### Aim
The records below must be retyped exactly.

### Listed entries
** Begin **

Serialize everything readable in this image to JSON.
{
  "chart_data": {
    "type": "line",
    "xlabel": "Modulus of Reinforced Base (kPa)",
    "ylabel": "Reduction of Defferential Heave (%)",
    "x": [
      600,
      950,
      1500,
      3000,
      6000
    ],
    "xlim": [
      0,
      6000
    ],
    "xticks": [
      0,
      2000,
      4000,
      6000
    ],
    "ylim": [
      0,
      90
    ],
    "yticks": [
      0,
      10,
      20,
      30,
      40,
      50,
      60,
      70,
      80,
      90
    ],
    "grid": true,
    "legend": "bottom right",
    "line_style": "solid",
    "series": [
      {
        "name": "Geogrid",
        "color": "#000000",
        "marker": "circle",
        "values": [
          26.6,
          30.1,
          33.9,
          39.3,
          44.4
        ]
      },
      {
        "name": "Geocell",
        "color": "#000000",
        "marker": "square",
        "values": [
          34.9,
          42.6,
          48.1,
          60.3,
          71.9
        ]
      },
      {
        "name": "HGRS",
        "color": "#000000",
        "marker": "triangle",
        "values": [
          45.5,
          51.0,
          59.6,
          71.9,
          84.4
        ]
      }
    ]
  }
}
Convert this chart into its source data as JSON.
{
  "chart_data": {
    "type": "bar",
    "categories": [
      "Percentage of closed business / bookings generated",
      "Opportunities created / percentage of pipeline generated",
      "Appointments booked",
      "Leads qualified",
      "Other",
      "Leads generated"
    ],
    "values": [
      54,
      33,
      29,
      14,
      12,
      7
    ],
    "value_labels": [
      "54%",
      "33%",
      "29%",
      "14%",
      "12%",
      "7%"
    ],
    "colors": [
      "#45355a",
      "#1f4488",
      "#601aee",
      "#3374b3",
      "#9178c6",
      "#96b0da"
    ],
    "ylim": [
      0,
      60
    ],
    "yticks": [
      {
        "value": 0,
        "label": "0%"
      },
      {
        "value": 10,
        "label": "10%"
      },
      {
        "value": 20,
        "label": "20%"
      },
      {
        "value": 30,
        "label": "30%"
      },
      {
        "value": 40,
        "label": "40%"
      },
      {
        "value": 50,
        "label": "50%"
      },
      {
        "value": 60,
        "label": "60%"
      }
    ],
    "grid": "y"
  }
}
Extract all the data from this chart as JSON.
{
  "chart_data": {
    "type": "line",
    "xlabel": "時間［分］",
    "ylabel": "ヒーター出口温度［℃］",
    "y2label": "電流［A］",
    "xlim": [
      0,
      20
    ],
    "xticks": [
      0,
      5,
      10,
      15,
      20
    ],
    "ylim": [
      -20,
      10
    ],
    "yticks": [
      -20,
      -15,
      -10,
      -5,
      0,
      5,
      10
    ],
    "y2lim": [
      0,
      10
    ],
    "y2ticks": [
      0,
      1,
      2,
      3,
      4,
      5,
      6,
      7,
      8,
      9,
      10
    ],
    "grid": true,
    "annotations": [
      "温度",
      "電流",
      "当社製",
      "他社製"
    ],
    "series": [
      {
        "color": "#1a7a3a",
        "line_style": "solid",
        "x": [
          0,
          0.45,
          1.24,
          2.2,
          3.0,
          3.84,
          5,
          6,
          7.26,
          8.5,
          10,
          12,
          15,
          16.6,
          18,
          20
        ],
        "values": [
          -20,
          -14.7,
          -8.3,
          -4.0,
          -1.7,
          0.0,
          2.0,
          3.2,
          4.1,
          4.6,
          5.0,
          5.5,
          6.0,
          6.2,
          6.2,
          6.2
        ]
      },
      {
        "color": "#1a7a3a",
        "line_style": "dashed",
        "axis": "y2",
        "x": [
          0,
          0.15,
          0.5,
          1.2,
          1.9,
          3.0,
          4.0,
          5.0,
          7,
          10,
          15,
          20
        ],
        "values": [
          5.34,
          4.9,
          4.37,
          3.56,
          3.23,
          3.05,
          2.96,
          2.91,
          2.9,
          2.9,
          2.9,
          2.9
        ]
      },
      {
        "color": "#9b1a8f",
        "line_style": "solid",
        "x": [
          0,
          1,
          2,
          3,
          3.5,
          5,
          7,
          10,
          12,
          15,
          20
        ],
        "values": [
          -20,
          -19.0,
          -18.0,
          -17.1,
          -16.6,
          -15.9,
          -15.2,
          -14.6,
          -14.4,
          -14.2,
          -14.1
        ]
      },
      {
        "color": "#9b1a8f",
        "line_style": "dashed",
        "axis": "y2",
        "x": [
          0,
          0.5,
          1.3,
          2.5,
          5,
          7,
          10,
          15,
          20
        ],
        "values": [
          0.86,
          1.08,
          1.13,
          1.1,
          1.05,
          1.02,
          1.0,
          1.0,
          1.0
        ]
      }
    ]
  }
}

** End **

### Reply to the exercise
Serialize everything readable in this image to JSON.
{
  "chart_data": {
    "type": "line",
    "xlabel": "Modulus of Reinforced Base (kPa)",
    "ylabel": "Reduction of Defferential Heave (%)",
    "x": [
      600,
      950,
      1500,
      3000,
      6000
    ],
    "xlim": [
      0,
      6000
    ],
    "xticks": [
      0,
      2000,
      4000,
      6000
    ],
    "ylim": [
      0,
      90
    ],
    "yticks": [
      0,
      10,
      20,
      30,
      40,
      50,
      60,
      70,
      80,
      90
    ],
    "grid": true,
    "legend": "bottom right",
    "line_style": "solid",
    "series": [
      {
        "name": "Geogrid",
        "color": "#000000",
        "marker": "circle",
        "values": [
          26.6,
          30.1,
          33.9,
          39.3,
          44.4
        ]
      },
      {
        "name": "Geocell",
        "color": "#000000",
        "marker": "square",
        "values": [
          34.9,
          42.6,
          48.1,
          60.3,
          71.9
        ]
      },
      {
        "name": "HGRS",
        "color": "#000000",
        "marker": "triangle",
        "values": [
          45.5,
          51.0,
          59.6,
          71.9,
          84.4
        ]
      }
    ]
  }
}
Convert this chart into its source data as JSON.
{
  "chart_data": {
    "type": "bar",
    "categories": [
      "Percentage of closed business / bookings generated",
      "Opportunities created / percentage of pipeline generated",
      "Appointments booked",
      "Leads qualified",
      "Other",
      "Leads generated"
    ],
    "values": [
      54,
      33,
      29,
      14,
      12,
      7
    ],
    "value_labels": [
      "54%",
      "33%",
      "29%",
      "14%",
      "12%",
      "7%"
    ],
    "colors": [
      "#45355a",
      "#1f4488",
      "#601aee",
      "#3374b3",
      "#9178c6",
      "#96b0da"
    ],
    "ylim": [
      0,
      60
    ],
    "yticks": [
      {
        "value": 0,
        "label": "0%"
      },
      {
        "value": 10,
        "label": "10%"
      },
      {
        "value": 20,
        "label": "20%"
      },
      {
        "value": 30,
        "label": "30%"
      },
      {
        "value": 40,
        "label": "40%"
      },
      {
        "value": 50,
        "label": "50%"
      },
      {
        "value": 60,
        "label": "60%"
      }
    ],
    "grid": "y"
  }
}
Extract all the data from this chart as JSON.
{
  "chart_data": {
    "type": "line",
    "xlabel": "時間［分］",
    "ylabel": "ヒーター出口温度［℃］",
    "y2label": "電流［A］",
    "xlim": [
      0,
      20
    ],
    "xticks": [
      0,
      5,
      10,
      15,
      20
    ],
    "ylim": [
      -20,
      10
    ],
    "yticks": [
      -20,
      -15,
      -10,
      -5,
      0,
      5,
      10
    ],
    "y2lim": [
      0,
      10
    ],
    "y2ticks": [
      0,
      1,
      2,
      3,
      4,
      5,
      6,
      7,
      8,
      9,
      10
    ],
    "grid": true,
    "annotations": [
      "温度",
      "電流",
      "当社製",
      "他社製"
    ],
    "series": [
      {
        "color": "#1a7a3a",
        "line_style": "solid",
        "x": [
          0,
          0.45,
          1.24,
          2.2,
          3.0,
          3.84,
          5,
          6,
          7.26,
          8.5,
          10,
          12,
          15,
          16.6,
          18,
          20
        ],
        "values": [
          -20,
          -14.7,
          -8.3,
          -4.0,
          -1.7,
          0.0,
          2.0,
          3.2,
          4.1,
          4.6,
          5.0,
          5.5,
          6.0,
          6.2,
          6.2,
          6.2
        ]
      },
      {
        "color": "#1a7a3a",
        "line_style": "dashed",
        "axis": "y2",
        "x": [
          0,
          0.15,
          0.5,
          1.2,
          1.9,
          3.0,
          4.0,
          5.0,
          7,
          10,
          15,
          20
        ],
        "values": [
          5.34,
          4.9,
          4.37,
          3.56,
          3.23,
          3.05,
          2.96,
          2.91,
          2.9,
          2.9,
          2.9,
          2.9
        ]
      },
      {
        "color": "#9b1a8f",
        "line_style": "solid",
        "x": [
          0,
          1,
          2,
          3,
          3.5,
          5,
          7,
          10,
          12,
          15,
          20
        ],
        "values": [
          -20,
          -19.0,
          -18.0,
          -17.1,
          -16.6,
          -15.9,
          -15.2,
          -14.6,
          -14.4,
          -14.2,
          -14.1
        ]
      },
      {
        "color": "#9b1a8f",
        "line_style": "dashed",
        "axis": "y2",
        "x": [
          0,
          0.5,
          1.3,
          2.5,
          5,
          7,
          10,
          15,
          20
        ],
        "values": [
          0.86,
          1.08,
          1.13,
          1.1,
          1.05,
          1.02,
          1.0,
          1.0,
          1.0
        ]
      }
    ]
  }
}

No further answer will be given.